— START —

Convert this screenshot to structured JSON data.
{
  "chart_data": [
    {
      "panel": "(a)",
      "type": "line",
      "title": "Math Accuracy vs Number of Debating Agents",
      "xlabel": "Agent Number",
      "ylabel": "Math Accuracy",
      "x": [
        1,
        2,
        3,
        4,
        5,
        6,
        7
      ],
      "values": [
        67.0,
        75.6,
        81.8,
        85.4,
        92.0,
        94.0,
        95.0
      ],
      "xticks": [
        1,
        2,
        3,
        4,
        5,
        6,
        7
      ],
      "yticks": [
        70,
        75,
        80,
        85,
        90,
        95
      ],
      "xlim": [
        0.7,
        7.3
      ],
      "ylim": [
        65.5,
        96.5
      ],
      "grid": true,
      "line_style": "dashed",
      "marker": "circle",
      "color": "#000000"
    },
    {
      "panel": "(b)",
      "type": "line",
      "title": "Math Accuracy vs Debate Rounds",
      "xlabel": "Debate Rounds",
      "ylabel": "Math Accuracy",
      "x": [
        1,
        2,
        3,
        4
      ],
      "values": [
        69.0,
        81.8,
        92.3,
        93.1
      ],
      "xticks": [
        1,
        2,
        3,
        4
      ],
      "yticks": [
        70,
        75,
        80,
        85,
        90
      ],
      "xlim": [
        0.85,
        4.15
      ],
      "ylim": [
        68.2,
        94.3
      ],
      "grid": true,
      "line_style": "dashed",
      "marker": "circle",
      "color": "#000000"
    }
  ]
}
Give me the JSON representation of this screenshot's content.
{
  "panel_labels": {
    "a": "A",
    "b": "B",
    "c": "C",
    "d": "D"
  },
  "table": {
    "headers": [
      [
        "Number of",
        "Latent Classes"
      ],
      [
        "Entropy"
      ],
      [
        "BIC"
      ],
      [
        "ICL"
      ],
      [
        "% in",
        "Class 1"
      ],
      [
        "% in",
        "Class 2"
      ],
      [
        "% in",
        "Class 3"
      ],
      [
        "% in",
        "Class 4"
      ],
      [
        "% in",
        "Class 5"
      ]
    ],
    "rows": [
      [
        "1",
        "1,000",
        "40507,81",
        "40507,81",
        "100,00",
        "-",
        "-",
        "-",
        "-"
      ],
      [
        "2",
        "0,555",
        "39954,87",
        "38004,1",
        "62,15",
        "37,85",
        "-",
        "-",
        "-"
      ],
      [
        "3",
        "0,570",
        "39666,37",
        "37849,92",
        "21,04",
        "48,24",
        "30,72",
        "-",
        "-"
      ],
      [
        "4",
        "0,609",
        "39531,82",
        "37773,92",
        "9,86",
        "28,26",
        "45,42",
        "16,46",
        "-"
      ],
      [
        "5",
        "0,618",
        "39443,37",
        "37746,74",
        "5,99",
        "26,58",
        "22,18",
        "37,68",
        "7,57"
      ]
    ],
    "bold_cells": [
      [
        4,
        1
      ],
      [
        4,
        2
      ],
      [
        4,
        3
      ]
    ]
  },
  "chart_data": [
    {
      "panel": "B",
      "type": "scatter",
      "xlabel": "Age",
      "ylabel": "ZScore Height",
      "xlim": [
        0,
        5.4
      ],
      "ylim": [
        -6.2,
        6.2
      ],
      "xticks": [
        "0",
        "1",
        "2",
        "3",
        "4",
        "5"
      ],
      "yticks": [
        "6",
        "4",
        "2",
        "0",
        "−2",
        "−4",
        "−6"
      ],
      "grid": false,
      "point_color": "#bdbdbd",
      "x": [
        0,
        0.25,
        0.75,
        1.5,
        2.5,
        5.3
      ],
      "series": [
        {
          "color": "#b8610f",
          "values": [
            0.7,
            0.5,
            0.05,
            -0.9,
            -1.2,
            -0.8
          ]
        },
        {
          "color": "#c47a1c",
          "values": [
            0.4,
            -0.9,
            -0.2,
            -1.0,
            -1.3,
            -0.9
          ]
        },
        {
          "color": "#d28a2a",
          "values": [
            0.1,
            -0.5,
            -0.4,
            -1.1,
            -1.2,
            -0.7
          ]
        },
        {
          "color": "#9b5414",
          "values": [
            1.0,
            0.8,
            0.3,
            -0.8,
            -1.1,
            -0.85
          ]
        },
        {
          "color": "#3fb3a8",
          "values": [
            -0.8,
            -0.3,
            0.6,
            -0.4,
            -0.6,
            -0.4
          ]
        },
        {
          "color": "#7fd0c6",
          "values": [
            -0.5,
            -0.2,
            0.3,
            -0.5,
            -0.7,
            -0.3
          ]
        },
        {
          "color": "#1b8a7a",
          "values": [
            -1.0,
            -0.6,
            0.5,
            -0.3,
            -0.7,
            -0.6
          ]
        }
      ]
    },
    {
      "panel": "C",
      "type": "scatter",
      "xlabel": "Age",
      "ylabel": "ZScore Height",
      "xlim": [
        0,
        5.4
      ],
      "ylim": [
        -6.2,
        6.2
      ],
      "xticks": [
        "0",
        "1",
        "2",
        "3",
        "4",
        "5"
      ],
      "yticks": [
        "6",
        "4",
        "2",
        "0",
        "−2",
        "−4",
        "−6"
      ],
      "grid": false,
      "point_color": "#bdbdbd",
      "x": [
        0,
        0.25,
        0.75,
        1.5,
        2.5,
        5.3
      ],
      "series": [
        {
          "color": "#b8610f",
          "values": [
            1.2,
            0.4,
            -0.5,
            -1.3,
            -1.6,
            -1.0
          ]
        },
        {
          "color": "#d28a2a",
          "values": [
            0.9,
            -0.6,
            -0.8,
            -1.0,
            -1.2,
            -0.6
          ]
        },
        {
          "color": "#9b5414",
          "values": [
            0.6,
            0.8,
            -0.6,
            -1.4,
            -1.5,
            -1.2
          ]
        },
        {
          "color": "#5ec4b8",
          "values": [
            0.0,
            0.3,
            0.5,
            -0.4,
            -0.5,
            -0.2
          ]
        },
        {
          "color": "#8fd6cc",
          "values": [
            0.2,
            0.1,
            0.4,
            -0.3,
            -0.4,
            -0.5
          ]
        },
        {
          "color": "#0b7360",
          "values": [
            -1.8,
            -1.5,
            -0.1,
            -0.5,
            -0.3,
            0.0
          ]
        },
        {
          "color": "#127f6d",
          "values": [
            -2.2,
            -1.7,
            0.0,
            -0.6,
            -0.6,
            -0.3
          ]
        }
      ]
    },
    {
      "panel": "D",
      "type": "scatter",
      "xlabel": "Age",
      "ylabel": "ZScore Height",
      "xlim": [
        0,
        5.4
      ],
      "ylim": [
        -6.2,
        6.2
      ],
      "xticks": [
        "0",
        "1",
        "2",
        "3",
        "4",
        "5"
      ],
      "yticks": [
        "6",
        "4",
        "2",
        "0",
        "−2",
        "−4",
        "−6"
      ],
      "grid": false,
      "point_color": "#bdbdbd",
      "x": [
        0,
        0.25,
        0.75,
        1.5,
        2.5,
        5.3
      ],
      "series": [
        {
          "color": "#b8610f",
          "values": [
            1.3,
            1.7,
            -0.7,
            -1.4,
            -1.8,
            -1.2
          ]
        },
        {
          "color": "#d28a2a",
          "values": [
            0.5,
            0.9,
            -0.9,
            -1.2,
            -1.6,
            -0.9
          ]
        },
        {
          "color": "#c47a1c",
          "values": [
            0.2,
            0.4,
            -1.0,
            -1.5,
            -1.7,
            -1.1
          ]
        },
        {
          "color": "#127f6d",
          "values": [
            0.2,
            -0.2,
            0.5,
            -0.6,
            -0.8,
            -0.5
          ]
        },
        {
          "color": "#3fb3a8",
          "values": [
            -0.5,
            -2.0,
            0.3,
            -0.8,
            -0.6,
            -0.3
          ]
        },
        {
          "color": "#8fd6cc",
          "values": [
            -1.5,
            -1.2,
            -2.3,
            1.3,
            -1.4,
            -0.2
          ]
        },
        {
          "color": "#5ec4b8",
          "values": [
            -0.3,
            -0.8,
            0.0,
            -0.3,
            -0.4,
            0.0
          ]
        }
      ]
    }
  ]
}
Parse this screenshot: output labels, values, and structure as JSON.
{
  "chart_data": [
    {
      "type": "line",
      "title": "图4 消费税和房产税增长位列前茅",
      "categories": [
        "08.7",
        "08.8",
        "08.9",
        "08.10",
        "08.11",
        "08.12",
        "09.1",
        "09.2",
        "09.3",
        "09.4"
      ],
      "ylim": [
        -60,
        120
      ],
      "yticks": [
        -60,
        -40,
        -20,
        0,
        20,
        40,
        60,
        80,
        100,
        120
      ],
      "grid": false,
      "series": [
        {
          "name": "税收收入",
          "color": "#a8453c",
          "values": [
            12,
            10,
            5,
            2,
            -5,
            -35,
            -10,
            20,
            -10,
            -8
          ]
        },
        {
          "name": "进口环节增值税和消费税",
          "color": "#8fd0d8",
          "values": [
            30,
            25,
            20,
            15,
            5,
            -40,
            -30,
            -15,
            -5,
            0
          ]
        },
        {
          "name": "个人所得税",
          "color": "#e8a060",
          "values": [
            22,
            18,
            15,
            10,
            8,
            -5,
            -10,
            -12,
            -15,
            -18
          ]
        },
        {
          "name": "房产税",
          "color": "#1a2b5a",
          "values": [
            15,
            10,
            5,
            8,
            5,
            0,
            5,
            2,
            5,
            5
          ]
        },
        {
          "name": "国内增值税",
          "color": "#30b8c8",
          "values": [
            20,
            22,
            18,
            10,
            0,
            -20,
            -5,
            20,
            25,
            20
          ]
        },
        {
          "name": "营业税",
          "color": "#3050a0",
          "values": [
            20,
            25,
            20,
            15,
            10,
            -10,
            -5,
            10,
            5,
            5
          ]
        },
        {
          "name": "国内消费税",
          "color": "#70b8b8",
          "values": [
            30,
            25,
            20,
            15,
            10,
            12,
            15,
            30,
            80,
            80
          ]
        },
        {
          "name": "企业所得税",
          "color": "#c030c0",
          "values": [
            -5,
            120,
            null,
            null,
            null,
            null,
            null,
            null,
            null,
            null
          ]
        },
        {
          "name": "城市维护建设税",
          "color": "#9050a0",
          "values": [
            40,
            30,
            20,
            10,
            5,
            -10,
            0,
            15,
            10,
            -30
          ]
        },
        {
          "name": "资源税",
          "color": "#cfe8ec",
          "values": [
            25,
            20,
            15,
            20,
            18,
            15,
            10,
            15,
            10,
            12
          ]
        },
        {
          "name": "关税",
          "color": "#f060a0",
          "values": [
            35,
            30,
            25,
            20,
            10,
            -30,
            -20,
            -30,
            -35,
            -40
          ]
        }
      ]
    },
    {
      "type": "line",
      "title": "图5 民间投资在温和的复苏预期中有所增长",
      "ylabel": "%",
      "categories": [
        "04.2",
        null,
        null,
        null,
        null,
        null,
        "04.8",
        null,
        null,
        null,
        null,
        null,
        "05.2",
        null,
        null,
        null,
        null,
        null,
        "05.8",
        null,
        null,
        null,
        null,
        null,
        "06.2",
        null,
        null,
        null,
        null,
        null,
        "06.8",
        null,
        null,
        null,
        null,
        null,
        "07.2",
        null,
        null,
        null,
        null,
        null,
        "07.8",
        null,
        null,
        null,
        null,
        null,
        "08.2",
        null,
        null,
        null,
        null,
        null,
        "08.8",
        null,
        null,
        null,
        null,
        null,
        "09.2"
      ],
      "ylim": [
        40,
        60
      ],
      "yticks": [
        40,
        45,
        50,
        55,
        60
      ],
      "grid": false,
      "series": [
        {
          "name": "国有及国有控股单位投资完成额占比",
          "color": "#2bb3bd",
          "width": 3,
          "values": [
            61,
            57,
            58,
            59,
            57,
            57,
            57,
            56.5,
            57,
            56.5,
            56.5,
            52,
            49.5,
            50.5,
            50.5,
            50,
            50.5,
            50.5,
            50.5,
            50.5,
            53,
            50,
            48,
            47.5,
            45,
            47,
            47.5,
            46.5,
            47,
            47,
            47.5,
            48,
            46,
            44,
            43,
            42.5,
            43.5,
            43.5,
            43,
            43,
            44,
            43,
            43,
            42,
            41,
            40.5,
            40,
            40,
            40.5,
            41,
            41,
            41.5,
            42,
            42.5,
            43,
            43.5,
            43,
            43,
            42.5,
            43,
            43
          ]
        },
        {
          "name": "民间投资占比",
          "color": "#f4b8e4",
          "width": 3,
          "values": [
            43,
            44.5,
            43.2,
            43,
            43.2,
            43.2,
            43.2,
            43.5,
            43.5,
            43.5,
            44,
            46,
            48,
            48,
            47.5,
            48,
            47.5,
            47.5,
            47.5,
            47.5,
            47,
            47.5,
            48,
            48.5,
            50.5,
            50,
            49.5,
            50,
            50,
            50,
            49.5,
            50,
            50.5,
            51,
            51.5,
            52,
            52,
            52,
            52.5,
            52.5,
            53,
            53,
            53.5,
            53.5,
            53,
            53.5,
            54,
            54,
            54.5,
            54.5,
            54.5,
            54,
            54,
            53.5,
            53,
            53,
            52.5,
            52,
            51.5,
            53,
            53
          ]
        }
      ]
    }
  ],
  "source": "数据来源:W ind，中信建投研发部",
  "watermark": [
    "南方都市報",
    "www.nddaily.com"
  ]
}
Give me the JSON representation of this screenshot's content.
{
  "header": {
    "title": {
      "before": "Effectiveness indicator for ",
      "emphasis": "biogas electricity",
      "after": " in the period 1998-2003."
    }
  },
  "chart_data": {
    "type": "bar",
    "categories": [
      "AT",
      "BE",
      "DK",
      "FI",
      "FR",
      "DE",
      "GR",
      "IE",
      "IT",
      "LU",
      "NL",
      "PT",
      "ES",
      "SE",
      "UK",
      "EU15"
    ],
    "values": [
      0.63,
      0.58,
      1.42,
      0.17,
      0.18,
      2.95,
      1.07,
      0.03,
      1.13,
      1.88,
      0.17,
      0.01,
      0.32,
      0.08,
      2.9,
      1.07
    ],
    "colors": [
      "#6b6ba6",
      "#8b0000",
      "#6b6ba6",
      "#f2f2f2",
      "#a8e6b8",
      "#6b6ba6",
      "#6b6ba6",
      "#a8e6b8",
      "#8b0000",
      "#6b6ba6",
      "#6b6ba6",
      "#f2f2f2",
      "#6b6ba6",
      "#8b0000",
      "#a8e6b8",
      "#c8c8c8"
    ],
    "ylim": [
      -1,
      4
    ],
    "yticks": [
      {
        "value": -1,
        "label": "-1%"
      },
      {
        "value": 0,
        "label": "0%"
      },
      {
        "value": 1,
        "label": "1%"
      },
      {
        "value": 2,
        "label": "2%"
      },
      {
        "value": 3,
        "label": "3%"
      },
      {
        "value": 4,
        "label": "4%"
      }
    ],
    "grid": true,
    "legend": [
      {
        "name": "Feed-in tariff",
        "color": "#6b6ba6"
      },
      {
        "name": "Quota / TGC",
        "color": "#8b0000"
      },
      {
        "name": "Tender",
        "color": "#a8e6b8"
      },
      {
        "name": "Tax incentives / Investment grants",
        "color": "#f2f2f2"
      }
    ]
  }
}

— END —

How many lines in these entries contain the string "Rounds"? State the number and nothing more.

(Correct answer) 2